**Short exercise:** Check every line below for the word "this" and show those that hold it.
==== Data extract ====
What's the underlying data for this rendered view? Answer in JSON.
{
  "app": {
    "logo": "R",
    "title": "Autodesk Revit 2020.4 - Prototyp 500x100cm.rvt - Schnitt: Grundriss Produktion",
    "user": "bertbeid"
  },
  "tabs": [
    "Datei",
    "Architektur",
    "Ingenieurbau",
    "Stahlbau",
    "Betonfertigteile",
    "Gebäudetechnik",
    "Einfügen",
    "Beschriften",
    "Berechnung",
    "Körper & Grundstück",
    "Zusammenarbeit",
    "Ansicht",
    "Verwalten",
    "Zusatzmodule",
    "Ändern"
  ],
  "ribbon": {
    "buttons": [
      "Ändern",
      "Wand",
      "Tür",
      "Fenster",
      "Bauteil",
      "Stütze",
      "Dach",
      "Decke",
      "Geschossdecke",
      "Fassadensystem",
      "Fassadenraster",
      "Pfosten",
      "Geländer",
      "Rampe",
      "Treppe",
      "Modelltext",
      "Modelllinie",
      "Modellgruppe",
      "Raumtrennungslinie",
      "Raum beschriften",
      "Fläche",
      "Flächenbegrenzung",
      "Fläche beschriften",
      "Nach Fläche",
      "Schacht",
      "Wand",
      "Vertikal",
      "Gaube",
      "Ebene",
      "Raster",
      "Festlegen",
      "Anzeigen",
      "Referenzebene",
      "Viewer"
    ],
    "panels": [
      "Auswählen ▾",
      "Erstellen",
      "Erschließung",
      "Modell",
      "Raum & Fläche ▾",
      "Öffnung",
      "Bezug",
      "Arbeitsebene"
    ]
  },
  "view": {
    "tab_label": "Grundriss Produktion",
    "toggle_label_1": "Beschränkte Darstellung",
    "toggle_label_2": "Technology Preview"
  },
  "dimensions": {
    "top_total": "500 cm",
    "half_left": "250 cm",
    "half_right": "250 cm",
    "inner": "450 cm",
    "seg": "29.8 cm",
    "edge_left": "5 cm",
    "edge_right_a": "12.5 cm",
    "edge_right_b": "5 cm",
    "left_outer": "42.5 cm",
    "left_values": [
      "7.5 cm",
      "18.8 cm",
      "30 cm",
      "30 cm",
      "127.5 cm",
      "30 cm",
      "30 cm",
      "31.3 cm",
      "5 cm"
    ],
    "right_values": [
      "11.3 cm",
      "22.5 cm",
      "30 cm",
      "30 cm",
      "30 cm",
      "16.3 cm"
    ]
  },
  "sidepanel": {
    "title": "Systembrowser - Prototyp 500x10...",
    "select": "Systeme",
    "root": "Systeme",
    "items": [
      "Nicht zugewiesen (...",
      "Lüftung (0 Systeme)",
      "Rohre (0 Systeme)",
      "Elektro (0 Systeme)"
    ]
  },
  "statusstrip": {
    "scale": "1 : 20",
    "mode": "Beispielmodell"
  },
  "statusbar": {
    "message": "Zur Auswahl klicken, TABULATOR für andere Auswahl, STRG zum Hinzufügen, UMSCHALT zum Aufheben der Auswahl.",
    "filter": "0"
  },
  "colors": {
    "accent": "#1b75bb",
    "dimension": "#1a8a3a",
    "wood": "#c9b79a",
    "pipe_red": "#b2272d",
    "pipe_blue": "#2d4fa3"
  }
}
====
==== Data extract ====
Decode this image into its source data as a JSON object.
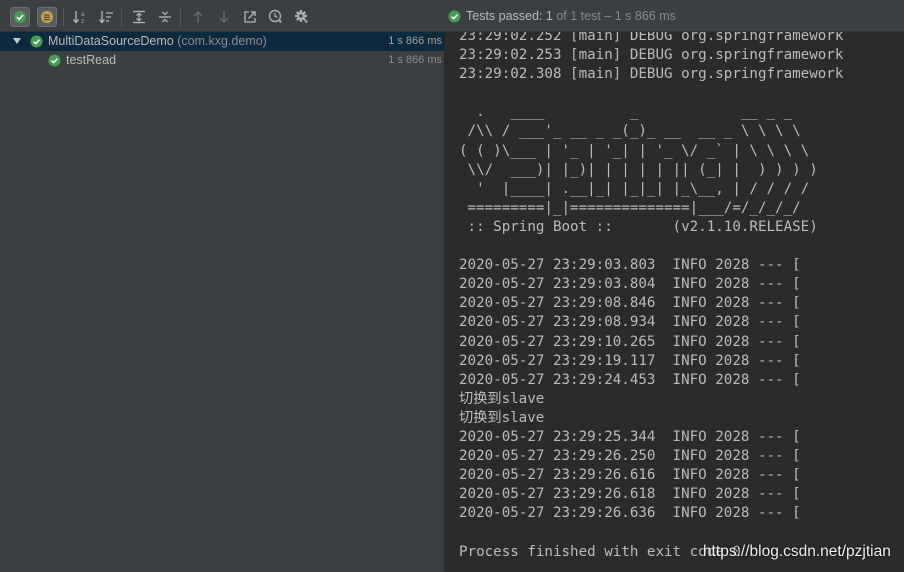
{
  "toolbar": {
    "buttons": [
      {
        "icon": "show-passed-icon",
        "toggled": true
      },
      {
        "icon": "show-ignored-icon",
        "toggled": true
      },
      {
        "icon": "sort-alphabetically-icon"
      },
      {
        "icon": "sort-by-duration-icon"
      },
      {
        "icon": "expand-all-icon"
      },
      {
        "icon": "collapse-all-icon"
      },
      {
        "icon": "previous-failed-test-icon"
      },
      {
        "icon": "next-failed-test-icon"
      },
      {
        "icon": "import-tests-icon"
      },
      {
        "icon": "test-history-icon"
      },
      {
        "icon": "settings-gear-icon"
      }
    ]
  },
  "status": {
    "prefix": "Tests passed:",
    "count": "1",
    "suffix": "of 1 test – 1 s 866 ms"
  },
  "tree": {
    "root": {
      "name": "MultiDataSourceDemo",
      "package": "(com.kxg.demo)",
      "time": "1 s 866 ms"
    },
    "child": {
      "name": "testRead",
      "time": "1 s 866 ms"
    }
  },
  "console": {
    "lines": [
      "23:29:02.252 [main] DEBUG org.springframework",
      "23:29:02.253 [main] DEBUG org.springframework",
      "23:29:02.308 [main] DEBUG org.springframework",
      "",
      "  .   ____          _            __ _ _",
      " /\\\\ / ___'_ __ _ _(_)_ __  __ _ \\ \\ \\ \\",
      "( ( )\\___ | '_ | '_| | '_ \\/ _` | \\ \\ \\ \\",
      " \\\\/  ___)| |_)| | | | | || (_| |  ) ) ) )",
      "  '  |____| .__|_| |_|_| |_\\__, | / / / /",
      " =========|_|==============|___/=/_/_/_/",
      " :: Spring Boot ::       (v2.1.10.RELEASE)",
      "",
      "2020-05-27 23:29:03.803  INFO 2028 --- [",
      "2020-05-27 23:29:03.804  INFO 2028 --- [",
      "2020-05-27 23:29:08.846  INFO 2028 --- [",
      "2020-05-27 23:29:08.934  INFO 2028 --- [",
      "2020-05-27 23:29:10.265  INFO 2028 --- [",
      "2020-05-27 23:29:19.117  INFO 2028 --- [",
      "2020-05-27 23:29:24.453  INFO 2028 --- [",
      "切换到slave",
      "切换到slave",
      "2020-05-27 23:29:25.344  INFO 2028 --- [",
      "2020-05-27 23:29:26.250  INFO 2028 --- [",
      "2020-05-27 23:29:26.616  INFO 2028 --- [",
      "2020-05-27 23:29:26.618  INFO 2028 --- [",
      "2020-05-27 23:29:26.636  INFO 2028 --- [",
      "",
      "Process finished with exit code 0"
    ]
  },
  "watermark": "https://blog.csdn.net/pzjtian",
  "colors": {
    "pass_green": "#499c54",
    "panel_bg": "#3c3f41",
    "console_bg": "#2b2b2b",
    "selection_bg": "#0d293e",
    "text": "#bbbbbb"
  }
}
====
**Task output:**
What's the underlying data for this rendered view? Answer in JSON.
Decode this image into its source data as a JSON object.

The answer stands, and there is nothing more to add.